◆ **WHAT THE TASK REQUIRES**: Your task is to filter the data below down to the lines holding "make".

Records from a dataset:
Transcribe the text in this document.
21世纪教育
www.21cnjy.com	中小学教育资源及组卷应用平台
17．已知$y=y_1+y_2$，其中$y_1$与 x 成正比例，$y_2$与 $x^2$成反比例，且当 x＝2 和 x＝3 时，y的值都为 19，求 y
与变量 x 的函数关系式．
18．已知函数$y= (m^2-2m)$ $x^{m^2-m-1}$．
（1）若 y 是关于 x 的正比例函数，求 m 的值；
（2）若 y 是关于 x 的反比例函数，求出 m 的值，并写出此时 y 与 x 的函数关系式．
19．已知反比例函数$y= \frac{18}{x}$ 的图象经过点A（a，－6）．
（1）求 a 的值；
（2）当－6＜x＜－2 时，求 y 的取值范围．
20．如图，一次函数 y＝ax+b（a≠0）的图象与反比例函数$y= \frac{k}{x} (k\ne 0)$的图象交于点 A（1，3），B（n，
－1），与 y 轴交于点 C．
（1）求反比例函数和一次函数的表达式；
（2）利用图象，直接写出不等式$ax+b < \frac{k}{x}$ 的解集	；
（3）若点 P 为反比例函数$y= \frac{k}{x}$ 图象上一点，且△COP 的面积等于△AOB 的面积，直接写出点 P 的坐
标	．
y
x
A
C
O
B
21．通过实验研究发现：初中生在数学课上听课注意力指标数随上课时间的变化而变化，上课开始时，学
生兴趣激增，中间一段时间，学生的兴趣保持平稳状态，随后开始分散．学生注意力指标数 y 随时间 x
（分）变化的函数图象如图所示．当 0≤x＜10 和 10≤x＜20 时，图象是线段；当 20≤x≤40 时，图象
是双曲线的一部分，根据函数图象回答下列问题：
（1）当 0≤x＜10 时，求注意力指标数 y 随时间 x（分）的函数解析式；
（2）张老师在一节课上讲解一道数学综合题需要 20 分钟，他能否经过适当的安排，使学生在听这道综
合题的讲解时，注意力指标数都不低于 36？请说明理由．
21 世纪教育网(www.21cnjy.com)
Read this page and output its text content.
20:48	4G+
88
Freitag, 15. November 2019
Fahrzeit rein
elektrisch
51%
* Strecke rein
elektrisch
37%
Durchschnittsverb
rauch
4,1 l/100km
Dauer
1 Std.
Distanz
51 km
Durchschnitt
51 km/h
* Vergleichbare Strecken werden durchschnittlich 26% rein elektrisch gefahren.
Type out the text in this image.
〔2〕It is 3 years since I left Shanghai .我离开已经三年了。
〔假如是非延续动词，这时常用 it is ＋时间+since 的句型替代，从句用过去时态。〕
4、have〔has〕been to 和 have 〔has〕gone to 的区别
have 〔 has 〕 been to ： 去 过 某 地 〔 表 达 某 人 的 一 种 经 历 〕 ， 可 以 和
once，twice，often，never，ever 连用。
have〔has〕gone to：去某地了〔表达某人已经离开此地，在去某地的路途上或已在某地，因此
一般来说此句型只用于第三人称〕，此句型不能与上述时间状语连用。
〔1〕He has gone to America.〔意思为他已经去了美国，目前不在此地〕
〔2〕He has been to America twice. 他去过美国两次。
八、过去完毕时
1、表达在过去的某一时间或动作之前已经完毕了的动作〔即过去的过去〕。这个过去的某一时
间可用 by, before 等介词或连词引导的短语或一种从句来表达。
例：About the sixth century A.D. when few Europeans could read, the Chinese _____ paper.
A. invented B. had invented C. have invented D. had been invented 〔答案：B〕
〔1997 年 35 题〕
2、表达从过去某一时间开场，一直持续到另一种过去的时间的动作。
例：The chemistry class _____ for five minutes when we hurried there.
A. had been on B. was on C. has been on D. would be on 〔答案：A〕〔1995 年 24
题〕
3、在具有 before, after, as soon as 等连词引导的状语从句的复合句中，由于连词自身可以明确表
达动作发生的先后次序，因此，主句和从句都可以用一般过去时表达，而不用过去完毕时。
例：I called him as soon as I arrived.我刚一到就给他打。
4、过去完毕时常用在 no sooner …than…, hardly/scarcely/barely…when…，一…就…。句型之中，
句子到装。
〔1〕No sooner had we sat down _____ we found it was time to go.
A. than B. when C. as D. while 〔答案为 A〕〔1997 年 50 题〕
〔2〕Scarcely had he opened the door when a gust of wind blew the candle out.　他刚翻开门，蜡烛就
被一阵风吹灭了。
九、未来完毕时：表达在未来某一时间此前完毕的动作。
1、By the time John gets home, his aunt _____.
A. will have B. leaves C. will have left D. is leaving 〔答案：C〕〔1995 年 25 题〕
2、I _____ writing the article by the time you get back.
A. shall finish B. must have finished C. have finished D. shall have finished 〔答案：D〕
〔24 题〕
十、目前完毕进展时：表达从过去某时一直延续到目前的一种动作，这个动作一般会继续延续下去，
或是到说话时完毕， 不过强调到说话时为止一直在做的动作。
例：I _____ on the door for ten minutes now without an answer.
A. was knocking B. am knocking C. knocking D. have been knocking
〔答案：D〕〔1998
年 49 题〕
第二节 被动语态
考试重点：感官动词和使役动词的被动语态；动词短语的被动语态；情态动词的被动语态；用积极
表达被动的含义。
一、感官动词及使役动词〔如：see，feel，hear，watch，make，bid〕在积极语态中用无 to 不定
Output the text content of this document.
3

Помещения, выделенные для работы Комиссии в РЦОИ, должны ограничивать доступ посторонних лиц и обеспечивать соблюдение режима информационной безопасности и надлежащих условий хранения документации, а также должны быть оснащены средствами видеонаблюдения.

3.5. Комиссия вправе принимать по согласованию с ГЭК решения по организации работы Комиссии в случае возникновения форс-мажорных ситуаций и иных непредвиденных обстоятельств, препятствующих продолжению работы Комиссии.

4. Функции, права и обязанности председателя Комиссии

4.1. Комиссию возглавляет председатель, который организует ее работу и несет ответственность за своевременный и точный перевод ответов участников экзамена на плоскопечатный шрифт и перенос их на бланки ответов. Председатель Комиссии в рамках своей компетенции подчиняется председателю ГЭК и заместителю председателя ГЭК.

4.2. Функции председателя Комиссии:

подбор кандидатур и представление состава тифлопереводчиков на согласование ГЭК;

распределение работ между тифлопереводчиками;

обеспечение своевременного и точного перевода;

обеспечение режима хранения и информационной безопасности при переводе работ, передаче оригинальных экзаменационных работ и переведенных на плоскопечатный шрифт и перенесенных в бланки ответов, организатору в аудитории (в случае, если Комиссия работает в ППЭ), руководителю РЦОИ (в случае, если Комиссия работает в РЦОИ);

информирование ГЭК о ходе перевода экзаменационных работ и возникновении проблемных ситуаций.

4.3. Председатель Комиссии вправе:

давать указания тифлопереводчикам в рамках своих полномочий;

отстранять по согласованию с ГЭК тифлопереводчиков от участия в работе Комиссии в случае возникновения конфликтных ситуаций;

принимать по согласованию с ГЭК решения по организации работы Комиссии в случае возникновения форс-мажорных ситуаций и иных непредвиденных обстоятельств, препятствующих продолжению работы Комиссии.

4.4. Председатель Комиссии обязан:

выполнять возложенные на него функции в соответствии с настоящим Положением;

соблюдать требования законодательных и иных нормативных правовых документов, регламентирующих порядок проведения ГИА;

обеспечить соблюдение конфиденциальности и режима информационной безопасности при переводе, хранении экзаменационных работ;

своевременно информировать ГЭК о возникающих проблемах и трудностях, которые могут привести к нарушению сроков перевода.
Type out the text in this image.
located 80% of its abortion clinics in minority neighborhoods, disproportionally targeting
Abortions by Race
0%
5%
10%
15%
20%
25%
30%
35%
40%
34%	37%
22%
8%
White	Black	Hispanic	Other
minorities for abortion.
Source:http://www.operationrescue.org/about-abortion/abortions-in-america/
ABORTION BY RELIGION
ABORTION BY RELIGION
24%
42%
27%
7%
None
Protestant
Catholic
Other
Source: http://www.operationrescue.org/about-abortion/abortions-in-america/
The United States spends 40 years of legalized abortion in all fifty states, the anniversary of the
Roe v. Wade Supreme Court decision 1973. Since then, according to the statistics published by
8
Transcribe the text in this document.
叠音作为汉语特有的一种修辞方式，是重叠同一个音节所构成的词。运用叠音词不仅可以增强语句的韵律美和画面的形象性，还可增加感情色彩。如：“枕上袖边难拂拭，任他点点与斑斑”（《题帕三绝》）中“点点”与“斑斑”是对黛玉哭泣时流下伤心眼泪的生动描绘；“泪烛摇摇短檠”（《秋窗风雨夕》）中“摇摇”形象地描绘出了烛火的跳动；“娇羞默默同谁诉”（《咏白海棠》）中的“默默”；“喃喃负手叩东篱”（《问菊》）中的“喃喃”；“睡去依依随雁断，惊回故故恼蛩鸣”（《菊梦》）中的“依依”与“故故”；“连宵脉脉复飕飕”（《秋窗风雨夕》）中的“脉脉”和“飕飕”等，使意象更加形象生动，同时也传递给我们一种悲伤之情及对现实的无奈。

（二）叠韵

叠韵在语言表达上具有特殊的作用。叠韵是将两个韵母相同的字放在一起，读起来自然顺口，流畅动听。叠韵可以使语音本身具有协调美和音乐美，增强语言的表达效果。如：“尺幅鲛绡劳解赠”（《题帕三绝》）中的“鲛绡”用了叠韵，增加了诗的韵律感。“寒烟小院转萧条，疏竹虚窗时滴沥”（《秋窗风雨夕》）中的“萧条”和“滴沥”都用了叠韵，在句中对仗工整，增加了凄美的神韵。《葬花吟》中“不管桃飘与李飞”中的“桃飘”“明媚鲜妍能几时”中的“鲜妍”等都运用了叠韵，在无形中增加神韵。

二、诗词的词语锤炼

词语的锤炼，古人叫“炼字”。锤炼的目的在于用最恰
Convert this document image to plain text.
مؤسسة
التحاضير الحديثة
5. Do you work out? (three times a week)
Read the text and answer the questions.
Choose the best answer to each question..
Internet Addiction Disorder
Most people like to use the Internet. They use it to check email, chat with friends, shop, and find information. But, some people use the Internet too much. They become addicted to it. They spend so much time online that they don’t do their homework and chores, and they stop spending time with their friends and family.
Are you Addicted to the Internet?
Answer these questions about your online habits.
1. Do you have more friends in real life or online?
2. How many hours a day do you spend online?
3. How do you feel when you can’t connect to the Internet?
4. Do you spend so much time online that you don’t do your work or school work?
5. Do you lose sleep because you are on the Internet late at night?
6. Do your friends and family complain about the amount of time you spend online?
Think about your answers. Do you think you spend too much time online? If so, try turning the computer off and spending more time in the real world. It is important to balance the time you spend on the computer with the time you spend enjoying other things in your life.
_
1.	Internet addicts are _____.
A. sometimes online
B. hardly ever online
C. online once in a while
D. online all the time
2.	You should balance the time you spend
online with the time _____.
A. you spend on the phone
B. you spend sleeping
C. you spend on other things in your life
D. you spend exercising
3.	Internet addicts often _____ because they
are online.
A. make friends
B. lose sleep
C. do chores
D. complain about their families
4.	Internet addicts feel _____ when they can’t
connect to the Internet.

◆ **IN RESPONSE**:
一、感官动词及使役动词〔如：see，feel，hear，watch，make，bid〕在积极语态中用无 to 不定
A. make friends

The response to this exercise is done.